* DIRECTIONS:
Pull out each line of the records holding the string "utan".

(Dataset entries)

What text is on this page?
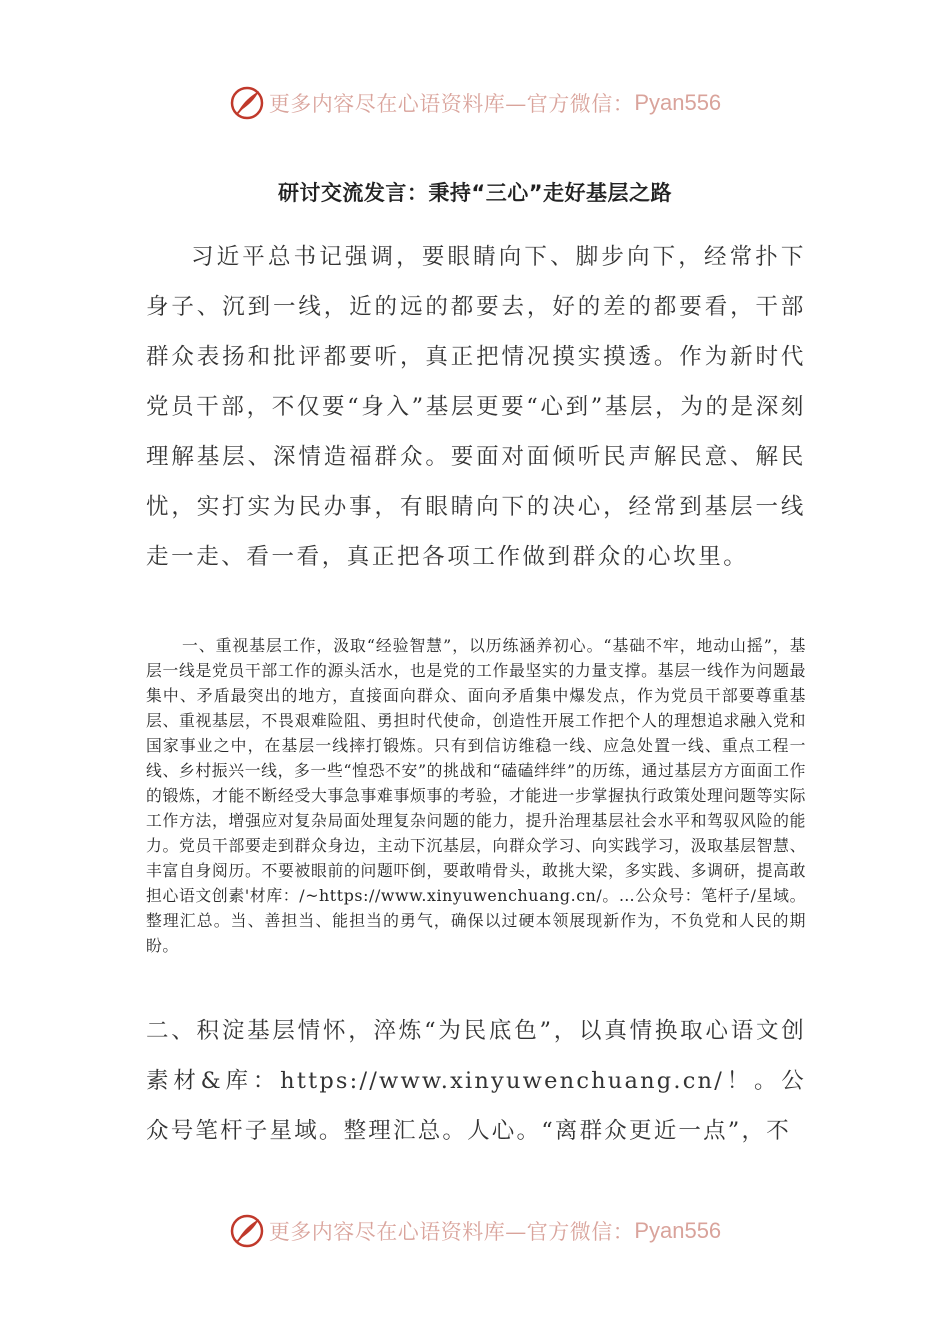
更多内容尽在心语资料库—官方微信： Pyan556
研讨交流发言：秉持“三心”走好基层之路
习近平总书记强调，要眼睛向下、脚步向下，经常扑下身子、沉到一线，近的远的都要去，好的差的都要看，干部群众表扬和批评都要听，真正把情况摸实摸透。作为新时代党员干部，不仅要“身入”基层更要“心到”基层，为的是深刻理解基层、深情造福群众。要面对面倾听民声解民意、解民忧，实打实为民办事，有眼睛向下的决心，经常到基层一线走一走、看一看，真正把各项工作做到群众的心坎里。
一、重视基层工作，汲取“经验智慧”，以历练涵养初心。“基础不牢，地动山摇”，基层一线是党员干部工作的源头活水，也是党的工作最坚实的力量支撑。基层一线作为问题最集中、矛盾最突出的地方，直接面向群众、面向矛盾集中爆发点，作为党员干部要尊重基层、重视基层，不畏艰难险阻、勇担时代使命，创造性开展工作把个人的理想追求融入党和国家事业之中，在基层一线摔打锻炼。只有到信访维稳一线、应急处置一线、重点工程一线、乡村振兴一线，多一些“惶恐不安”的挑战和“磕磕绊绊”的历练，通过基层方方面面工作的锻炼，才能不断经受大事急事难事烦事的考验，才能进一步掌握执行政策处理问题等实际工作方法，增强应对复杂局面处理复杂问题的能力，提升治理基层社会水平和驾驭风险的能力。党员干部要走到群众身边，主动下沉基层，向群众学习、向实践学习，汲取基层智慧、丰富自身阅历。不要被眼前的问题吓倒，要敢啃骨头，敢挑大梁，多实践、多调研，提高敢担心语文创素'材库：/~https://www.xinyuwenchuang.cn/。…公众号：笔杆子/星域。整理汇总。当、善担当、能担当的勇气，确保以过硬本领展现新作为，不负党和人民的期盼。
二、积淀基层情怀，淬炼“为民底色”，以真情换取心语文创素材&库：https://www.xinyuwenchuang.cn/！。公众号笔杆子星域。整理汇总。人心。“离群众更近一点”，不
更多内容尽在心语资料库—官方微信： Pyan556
--
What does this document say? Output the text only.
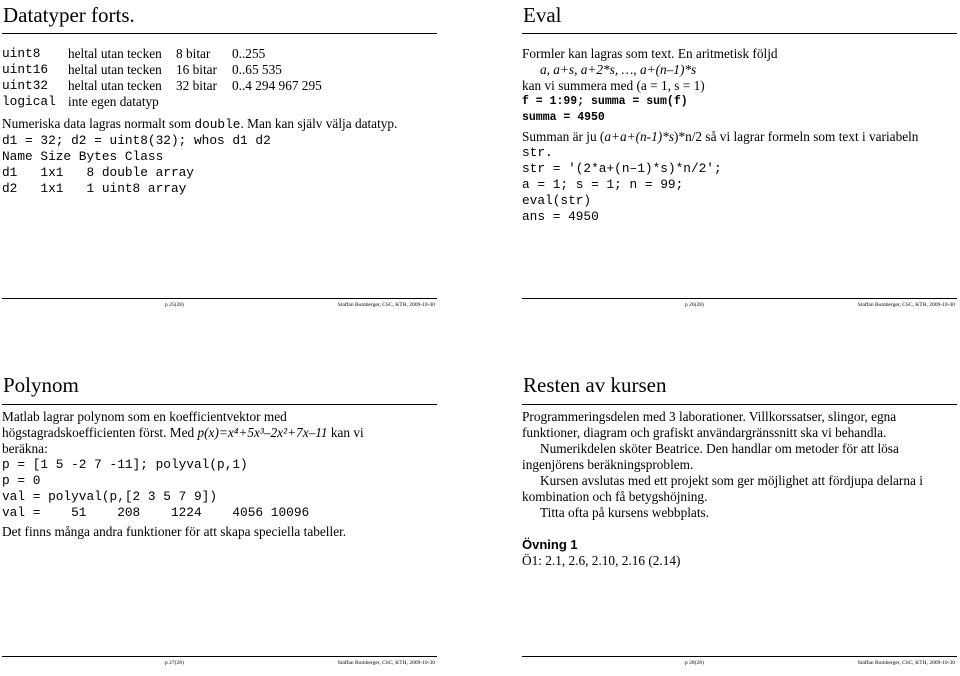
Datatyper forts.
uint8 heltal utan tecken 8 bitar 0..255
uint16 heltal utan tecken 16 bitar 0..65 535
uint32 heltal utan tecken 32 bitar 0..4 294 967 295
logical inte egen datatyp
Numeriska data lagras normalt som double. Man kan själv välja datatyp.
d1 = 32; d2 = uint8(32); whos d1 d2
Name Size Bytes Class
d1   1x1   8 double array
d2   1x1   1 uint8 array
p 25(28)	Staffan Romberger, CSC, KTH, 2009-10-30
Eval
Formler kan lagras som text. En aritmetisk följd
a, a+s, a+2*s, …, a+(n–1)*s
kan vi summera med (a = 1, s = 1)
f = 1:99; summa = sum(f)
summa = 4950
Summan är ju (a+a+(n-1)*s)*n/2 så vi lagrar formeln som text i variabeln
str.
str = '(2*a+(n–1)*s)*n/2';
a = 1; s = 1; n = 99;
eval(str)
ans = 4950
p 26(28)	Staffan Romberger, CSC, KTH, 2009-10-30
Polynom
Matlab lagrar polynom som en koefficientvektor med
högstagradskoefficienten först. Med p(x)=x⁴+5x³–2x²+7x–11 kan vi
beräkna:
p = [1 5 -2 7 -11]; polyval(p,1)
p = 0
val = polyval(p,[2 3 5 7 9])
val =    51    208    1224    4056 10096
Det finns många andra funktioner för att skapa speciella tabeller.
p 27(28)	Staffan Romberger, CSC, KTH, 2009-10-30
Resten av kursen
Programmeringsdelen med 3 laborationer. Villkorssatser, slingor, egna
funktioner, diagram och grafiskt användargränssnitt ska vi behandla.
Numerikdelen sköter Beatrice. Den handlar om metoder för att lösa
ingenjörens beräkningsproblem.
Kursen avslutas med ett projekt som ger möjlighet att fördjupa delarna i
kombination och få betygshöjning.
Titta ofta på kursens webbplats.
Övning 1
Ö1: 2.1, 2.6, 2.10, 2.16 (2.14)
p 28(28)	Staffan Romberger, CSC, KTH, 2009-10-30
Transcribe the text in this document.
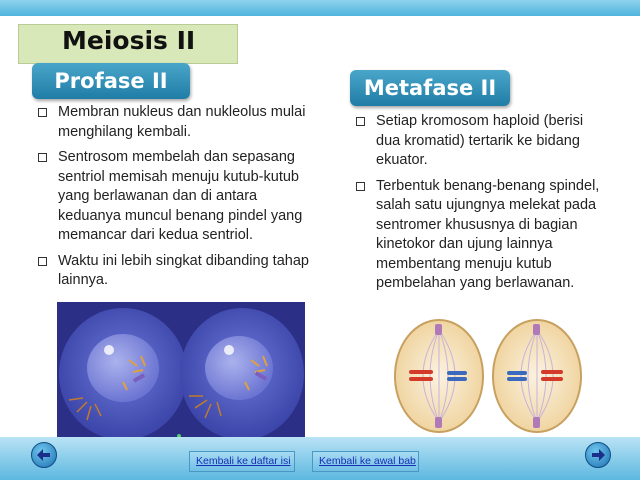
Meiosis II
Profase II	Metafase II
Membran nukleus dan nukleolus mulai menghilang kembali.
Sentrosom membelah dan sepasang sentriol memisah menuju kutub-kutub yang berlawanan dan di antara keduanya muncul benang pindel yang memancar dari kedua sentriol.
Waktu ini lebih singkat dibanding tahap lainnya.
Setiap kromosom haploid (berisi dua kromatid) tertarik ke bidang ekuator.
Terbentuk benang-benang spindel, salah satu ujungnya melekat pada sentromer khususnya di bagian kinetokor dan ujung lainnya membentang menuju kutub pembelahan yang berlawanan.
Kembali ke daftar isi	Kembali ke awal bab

* EXERCISE RESULT:
uint8 heltal utan tecken 8 bitar 0..255
uint16 heltal utan tecken 16 bitar 0..65 535
uint32 heltal utan tecken 32 bitar 0..4 294 967 295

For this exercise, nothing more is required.